Problem details
Please repeat the entries between the lines holding "series-line <box>75 91 472 577</box>" and "y-tick-label: 70000.0 <box>45", inclusive, with nothing changed.

## START Task inputs

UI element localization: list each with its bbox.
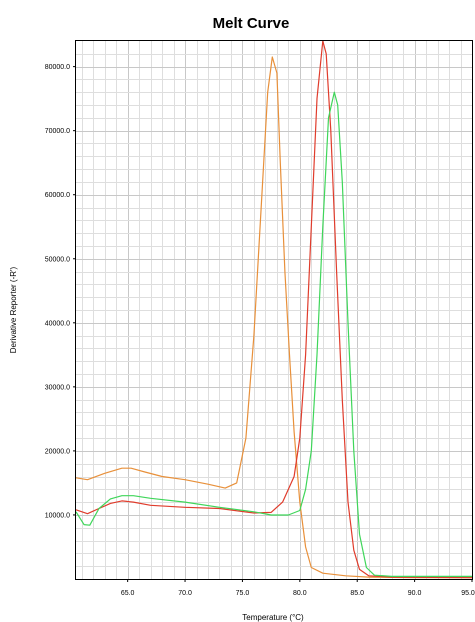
series-line <box>75 91 472 577</box>
y-tick-label: 10000.0 <box>45 512 70 519</box>
y-tick-label: 80000.0 <box>45 64 70 71</box>
y-tick-label: 30000.0 <box>45 384 70 391</box>
plot-area-frame <box>75 40 473 580</box>
y-tick-label: 40000.0 <box>45 320 70 327</box>
y-tick-label: 50000.0 <box>45 256 70 263</box>
y-axis-label: Derivative Reporter (-R') <box>9 266 18 353</box>
y-tick-label: 60000.0 <box>45 192 70 199</box>
series-line <box>75 56 472 579</box>
y-tick-label: 70000.0 <box>45 128 70 135</box>
series-line <box>75 40 473 579</box>
chart-series-group <box>75 40 473 579</box>
x-tick-label: 70.0 <box>178 590 192 597</box>
x-tick-label: 95.0 <box>461 590 475 597</box>
x-axis-label: Temperature (°C) <box>242 613 304 622</box>
x-axis-ticks: 65.0 70.0 75.0 80.0 85.0 90.0 95.0 <box>121 579 475 597</box>
y-tick-label: 20000.0 <box>45 448 70 455</box>
x-tick-label: 85.0 <box>350 590 364 597</box>
x-tick-label: 80.0 <box>293 590 307 597</box>
x-tick-label: 75.0 <box>236 590 250 597</box>
x-tick-label: 90.0 <box>408 590 422 597</box>
chart-title: Melt Curve <box>213 15 290 32</box>
x-tick-label: 65.0 <box>121 590 135 597</box>
y-axis-ticks: 10000.0 20000.0 30000.0 40000.0 50000.0 60000… <box>45 64 76 519</box>
chart-grid <box>76 41 473 579</box>
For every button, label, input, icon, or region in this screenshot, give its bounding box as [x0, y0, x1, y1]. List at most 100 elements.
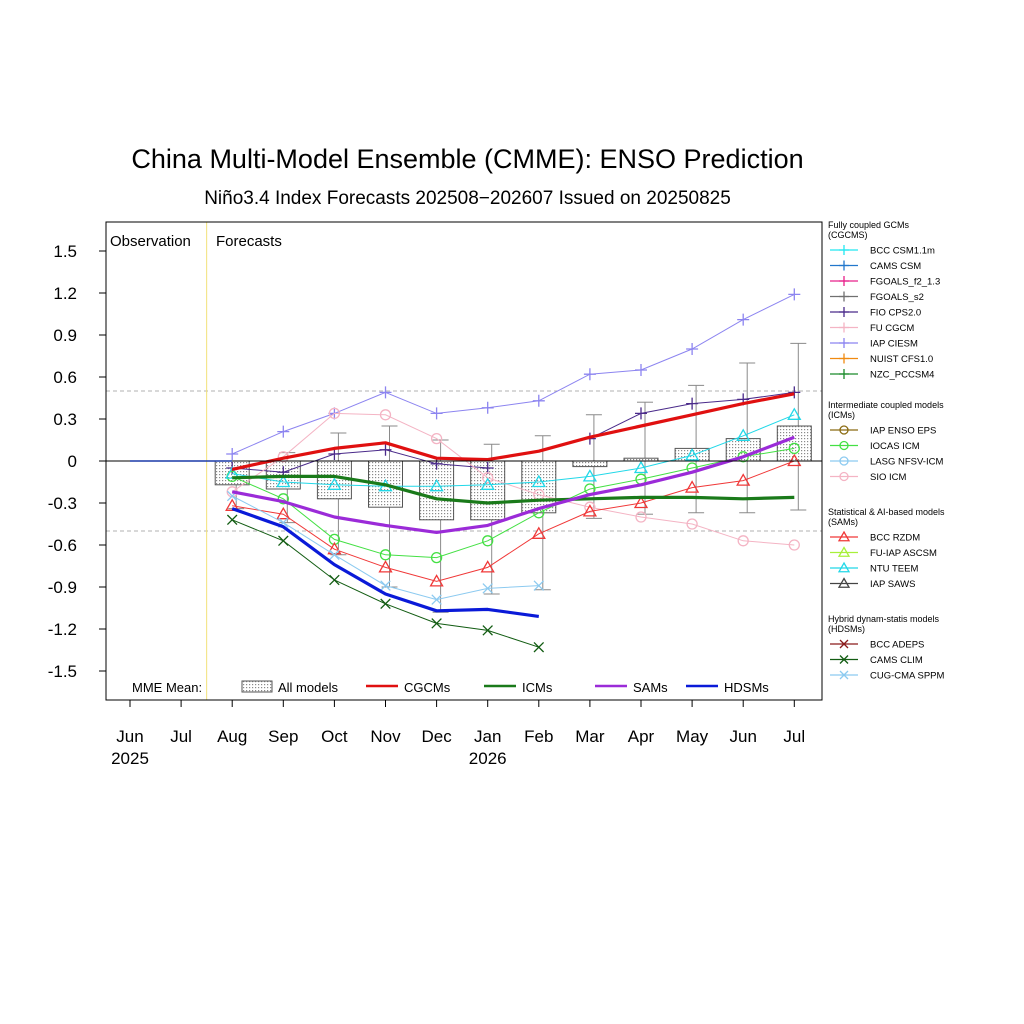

## END Task inputs

Task response
series-line <box>75 91 472 577</box>
y-tick-label: 10000.0 <box>45 512 70 519</box>
y-tick-label: 80000.0 <box>45 64 70 71</box>
y-tick-label: 30000.0 <box>45 384 70 391</box>
plot-area-frame <box>75 40 473 580</box>
y-tick-label: 40000.0 <box>45 320 70 327</box>
y-tick-label: 50000.0 <box>45 256 70 263</box>
y-axis-label: Derivative Reporter (-R') <box>9 266 18 353</box>
y-tick-label: 60000.0 <box>45 192 70 199</box>
series-line <box>75 56 472 579</box>
y-tick-label: 70000.0 <box>45 128 70 135</box>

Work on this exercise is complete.